* begin TASK DATA *

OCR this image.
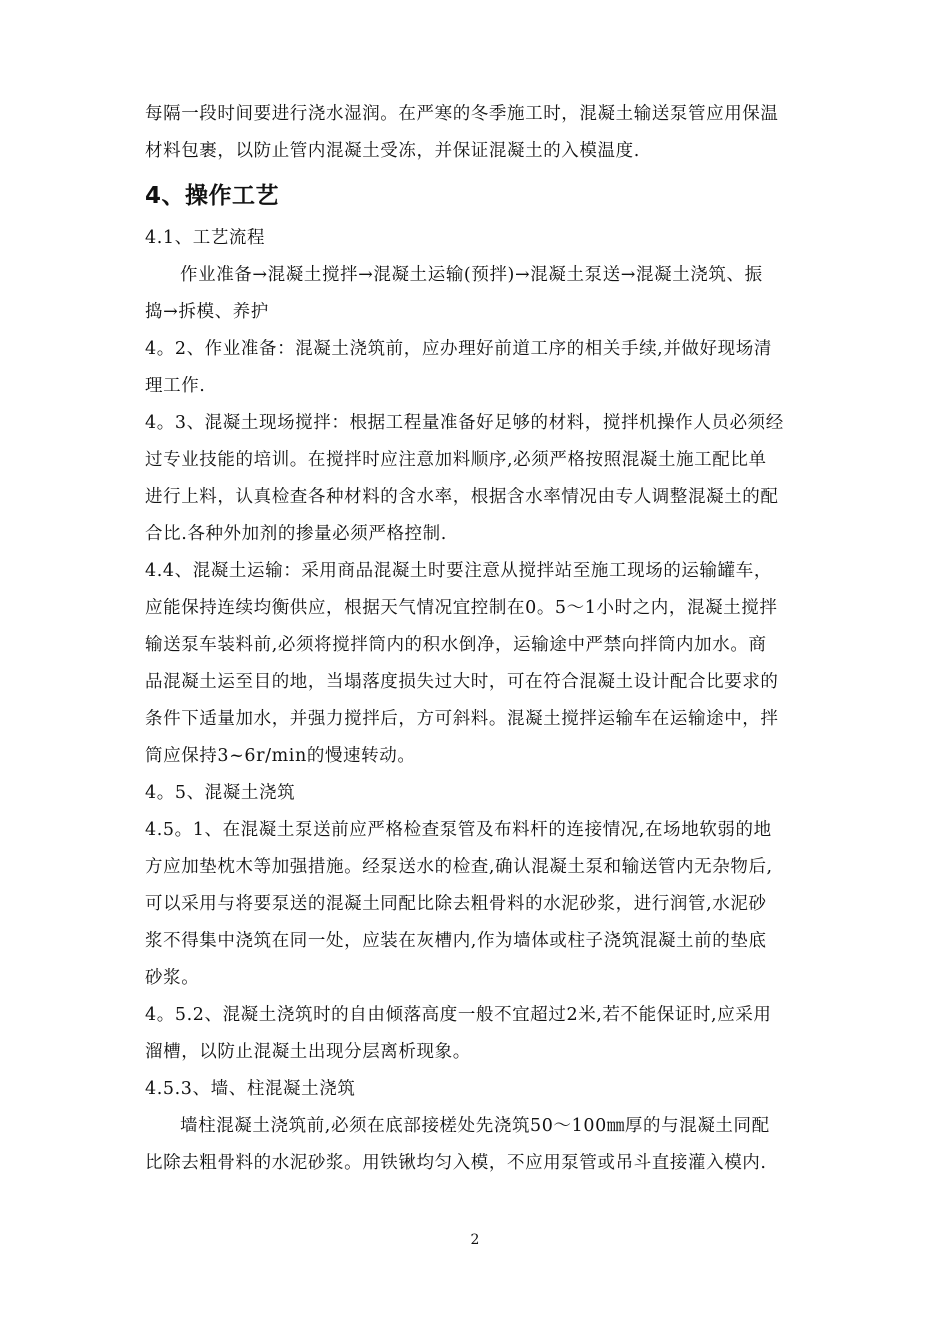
每隔一段时间要进行浇水湿润。在严寒的冬季施工时，混凝土输送泵管应用保温
材料包裹，以防止管内混凝土受冻，并保证混凝土的入模温度.
4、操作工艺
4.1、工艺流程
作业准备→混凝土搅拌→混凝土运输(预拌)→混凝土泵送→混凝土浇筑、振
捣→拆模、养护
4。2、作业准备：混凝土浇筑前，应办理好前道工序的相关手续,并做好现场清
理工作.
4。3、混凝土现场搅拌：根据工程量准备好足够的材料，搅拌机操作人员必须经
过专业技能的培训。在搅拌时应注意加料顺序,必须严格按照混凝土施工配比单
进行上料，认真检查各种材料的含水率，根据含水率情况由专人调整混凝土的配
合比.各种外加剂的掺量必须严格控制.
4.4、混凝土运输：采用商品混凝土时要注意从搅拌站至施工现场的运输罐车，
应能保持连续均衡供应，根据天气情况宜控制在0。5～1小时之内，混凝土搅拌
输送泵车装料前,必须将搅拌筒内的积水倒净，运输途中严禁向拌筒内加水。商
品混凝土运至目的地，当塌落度损失过大时，可在符合混凝土设计配合比要求的
条件下适量加水，并强力搅拌后，方可斜料。混凝土搅拌运输车在运输途中，拌
筒应保持3~6r/min的慢速转动。
4。5、混凝土浇筑
4.5。1、在混凝土泵送前应严格检查泵管及布料杆的连接情况,在场地软弱的地
方应加垫枕木等加强措施。经泵送水的检查,确认混凝土泵和输送管内无杂物后,
可以采用与将要泵送的混凝土同配比除去粗骨料的水泥砂浆，进行润管,水泥砂
浆不得集中浇筑在同一处，应装在灰槽内,作为墙体或柱子浇筑混凝土前的垫底
砂浆。
4。5.2、混凝土浇筑时的自由倾落高度一般不宜超过2米,若不能保证时,应采用
溜槽，以防止混凝土出现分层离析现象。
4.5.3、墙、柱混凝土浇筑
墙柱混凝土浇筑前,必须在底部接槎处先浇筑50～100㎜厚的与混凝土同配
比除去粗骨料的水泥砂浆。用铁锹均匀入模，不应用泵管或吊斗直接灌入模内.
2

* end TASK DATA *

◆ **TASK TO COMPLETE**:
Show all lines from the data above in which the word "作业准备" appears.

◆ **THE OUTPUT**:
作业准备→混凝土搅拌→混凝土运输(预拌)→混凝土泵送→混凝土浇筑、振
4。2、作业准备：混凝土浇筑前，应办理好前道工序的相关手续,并做好现场清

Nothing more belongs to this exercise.